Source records
───
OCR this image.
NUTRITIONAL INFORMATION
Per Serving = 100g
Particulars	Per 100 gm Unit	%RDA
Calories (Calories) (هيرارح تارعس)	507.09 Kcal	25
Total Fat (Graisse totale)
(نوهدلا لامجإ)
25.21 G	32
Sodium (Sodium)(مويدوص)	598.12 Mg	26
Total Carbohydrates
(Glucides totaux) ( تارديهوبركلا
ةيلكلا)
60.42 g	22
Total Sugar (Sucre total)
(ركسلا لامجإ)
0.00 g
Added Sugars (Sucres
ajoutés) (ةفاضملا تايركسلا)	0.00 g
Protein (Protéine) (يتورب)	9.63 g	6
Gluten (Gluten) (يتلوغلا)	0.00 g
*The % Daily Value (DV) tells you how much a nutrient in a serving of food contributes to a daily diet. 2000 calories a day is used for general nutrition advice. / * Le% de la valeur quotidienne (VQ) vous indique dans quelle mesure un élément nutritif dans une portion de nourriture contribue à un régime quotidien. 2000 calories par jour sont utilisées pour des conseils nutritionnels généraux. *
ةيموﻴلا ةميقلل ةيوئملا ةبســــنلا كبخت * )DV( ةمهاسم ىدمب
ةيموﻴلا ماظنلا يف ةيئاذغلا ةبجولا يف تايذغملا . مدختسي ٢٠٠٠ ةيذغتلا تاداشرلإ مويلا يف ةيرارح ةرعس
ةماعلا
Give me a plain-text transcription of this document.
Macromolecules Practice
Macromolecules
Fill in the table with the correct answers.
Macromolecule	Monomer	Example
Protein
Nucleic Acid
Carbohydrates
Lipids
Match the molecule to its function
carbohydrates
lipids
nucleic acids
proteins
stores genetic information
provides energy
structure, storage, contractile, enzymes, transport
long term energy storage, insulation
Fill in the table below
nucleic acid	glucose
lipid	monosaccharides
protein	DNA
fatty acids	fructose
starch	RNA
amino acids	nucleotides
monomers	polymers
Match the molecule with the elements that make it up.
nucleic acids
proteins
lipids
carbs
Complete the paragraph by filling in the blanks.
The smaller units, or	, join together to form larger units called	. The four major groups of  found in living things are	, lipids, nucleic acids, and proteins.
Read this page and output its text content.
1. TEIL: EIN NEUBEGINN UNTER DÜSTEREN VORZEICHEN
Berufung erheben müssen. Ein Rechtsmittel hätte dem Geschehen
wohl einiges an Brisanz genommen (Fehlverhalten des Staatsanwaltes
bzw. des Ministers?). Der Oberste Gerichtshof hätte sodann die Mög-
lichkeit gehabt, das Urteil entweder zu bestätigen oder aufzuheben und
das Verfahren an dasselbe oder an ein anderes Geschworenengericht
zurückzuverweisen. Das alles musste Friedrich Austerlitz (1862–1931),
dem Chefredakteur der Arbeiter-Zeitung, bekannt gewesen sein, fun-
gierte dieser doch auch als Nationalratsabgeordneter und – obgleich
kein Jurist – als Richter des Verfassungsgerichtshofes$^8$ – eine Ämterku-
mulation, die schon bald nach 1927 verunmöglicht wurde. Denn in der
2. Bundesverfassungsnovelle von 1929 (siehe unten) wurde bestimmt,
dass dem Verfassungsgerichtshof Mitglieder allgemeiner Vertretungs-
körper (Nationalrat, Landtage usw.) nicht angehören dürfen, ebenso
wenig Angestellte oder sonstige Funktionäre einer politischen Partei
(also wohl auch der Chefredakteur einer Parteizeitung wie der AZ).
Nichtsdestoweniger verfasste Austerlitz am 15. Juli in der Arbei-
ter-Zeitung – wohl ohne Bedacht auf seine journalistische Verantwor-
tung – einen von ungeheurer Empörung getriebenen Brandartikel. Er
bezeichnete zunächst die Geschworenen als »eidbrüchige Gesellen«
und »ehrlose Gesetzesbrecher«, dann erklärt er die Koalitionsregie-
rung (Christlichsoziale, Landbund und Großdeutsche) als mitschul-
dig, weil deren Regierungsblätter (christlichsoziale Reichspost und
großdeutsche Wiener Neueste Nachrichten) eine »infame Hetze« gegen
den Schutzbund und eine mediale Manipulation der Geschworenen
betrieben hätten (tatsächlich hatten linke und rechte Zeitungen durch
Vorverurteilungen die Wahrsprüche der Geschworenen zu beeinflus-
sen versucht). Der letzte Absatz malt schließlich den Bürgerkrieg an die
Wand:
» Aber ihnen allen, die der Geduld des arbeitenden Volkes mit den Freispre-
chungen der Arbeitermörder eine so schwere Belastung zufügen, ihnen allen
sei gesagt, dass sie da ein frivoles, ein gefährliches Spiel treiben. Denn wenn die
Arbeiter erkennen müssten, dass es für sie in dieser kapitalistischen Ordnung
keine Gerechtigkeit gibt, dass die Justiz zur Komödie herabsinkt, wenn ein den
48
───
YOUR ASSIGNMENT: Please state the number of lines above that hold the string "Chefredakteur", with nothing else added.

PROBLEM SOLUTION: 2